*WORK TO COMPLETE:* Read through the records below and copy each line that uses the word "хорошо".

*DATA PROVIDED:*
§
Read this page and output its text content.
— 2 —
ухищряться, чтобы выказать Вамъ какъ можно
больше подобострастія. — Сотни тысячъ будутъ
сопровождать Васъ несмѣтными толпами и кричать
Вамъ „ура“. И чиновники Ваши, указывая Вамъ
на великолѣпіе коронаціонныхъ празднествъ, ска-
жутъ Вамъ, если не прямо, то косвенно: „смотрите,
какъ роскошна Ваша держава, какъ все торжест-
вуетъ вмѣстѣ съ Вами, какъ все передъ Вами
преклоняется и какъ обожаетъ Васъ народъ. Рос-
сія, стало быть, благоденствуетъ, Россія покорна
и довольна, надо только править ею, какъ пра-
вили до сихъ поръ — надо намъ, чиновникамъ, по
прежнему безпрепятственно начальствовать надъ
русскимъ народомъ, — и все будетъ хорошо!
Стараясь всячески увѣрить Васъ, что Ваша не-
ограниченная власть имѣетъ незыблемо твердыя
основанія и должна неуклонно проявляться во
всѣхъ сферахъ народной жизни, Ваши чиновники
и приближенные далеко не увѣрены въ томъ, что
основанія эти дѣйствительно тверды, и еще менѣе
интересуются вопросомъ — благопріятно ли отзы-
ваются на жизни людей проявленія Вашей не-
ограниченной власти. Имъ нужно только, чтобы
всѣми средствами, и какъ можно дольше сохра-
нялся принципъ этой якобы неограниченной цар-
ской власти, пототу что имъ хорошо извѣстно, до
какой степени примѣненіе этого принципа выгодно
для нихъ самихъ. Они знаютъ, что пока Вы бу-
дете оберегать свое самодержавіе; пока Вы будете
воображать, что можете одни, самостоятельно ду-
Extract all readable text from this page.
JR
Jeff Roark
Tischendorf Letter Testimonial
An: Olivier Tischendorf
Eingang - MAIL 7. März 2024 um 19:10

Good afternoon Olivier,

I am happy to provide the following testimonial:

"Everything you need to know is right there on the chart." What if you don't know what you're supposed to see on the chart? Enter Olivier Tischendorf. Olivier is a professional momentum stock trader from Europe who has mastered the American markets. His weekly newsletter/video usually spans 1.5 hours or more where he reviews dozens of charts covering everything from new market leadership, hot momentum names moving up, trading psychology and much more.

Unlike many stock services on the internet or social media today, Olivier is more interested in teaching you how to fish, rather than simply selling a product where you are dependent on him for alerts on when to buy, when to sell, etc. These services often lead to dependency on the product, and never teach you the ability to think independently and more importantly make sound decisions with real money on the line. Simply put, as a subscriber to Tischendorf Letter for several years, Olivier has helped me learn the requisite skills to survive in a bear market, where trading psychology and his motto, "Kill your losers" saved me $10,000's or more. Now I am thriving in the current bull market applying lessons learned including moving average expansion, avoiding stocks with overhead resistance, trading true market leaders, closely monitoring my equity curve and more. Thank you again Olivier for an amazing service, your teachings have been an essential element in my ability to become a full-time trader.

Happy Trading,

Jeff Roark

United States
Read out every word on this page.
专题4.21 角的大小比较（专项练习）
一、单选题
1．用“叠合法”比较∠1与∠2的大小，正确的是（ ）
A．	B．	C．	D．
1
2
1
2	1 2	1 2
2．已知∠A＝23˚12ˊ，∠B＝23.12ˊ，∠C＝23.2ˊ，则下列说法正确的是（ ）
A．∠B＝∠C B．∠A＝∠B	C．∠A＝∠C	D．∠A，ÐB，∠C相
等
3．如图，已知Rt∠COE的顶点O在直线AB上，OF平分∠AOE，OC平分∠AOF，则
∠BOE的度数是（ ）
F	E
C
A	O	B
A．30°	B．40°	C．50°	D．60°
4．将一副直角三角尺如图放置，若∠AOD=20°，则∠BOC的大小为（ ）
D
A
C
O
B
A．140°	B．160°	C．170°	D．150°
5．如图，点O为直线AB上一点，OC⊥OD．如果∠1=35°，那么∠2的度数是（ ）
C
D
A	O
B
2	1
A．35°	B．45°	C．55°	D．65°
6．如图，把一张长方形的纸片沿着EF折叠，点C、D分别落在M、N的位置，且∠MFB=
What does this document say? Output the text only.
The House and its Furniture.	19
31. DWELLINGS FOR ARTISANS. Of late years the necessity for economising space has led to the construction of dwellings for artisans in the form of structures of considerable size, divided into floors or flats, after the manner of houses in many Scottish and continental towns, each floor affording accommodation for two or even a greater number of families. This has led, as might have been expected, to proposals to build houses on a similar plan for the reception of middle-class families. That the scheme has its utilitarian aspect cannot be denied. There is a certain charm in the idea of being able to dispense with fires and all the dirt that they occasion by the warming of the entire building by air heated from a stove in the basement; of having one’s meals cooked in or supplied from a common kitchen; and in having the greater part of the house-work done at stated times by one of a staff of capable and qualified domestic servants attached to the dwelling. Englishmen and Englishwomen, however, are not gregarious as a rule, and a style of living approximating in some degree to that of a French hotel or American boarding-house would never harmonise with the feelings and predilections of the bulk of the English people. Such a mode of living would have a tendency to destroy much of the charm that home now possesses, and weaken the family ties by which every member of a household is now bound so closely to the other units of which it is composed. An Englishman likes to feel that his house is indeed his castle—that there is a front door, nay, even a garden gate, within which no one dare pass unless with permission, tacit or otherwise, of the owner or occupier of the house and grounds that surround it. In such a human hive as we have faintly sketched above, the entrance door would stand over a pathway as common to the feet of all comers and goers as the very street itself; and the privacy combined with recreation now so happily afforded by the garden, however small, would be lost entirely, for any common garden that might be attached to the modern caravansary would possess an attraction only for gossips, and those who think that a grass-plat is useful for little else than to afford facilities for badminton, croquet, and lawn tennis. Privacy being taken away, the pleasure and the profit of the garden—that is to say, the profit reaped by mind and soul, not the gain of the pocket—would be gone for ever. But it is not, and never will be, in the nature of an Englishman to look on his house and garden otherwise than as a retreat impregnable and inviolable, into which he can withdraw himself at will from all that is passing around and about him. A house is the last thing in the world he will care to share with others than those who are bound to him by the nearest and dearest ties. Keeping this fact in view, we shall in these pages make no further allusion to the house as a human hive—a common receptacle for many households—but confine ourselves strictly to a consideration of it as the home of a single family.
§
*FINISHED TASK:*
русскимъ народомъ, — и все будетъ хорошо!
ской власти, пототу что имъ хорошо извѣстно, до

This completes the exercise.